**Your task**
Wherever the word "ALPINI" turns up in a line of the entries, copy that line.

**Supplied entries**
——————————

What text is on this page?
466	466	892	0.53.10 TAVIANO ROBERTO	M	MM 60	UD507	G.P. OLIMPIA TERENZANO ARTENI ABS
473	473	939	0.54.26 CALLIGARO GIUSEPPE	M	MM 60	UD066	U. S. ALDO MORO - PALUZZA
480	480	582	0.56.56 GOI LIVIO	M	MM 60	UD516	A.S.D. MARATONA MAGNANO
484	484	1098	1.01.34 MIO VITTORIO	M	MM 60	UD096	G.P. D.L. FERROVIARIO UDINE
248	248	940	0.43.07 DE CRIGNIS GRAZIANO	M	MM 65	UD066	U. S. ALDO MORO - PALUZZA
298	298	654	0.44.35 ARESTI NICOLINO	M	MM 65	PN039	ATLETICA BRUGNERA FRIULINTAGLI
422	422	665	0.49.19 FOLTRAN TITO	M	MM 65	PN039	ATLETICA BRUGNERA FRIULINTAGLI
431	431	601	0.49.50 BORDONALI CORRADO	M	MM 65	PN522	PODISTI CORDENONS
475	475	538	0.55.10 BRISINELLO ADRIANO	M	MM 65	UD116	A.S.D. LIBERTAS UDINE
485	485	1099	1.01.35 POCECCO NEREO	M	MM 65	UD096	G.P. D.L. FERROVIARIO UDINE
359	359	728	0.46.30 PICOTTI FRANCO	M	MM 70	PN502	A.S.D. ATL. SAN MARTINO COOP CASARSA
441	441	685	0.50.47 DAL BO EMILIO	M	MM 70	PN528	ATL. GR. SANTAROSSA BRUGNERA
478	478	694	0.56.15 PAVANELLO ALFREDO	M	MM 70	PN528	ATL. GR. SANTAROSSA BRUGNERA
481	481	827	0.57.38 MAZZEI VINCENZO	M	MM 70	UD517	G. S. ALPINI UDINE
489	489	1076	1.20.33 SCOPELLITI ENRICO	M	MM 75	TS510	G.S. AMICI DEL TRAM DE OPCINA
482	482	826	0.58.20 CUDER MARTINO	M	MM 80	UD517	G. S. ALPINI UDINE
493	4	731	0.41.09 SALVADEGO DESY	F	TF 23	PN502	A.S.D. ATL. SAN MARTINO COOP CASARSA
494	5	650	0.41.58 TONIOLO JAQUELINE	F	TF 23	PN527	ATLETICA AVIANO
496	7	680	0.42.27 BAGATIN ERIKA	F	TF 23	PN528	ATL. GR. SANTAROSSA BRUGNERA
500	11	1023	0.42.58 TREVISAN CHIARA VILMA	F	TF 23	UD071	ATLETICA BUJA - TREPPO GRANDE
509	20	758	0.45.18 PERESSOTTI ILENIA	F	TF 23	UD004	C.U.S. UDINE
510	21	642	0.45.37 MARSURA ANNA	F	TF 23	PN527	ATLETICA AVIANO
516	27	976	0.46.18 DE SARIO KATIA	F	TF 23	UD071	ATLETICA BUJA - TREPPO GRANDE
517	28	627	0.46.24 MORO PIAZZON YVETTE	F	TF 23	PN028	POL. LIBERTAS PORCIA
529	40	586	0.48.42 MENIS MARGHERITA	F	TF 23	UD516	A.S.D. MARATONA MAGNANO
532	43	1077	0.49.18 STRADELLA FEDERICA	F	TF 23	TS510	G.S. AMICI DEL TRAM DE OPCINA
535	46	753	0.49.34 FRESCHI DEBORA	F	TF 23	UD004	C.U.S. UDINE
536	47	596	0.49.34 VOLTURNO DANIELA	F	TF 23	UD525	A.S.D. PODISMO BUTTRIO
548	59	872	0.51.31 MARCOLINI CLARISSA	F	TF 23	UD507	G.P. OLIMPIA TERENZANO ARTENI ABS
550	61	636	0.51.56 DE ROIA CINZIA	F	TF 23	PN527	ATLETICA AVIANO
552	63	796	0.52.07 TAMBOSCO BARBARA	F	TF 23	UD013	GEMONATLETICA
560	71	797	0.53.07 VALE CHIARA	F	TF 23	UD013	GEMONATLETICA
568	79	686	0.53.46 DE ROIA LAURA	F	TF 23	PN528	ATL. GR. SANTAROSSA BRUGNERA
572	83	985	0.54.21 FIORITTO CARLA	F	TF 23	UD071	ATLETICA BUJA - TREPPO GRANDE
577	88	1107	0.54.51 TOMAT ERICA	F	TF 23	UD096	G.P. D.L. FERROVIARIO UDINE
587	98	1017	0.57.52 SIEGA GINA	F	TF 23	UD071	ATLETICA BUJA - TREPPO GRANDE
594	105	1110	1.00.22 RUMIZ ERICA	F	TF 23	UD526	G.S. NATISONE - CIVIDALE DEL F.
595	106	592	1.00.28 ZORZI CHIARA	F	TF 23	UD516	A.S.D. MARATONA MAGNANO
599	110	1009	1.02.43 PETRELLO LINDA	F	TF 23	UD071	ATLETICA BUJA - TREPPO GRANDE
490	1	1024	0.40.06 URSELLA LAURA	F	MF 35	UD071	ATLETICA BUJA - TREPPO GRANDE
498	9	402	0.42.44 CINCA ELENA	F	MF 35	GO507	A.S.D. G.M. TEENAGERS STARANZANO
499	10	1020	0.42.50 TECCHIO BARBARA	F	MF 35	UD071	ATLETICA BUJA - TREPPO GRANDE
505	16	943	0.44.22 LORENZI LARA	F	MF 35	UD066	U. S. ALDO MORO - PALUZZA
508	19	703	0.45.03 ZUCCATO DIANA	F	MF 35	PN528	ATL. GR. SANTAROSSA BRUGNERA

——————————

**Written answer**
481	481	827	0.57.38 MAZZEI VINCENZO	M	MM 70	UD517	G. S. ALPINI UDINE
482	482	826	0.58.20 CUDER MARTINO	M	MM 80	UD517	G. S. ALPINI UDINE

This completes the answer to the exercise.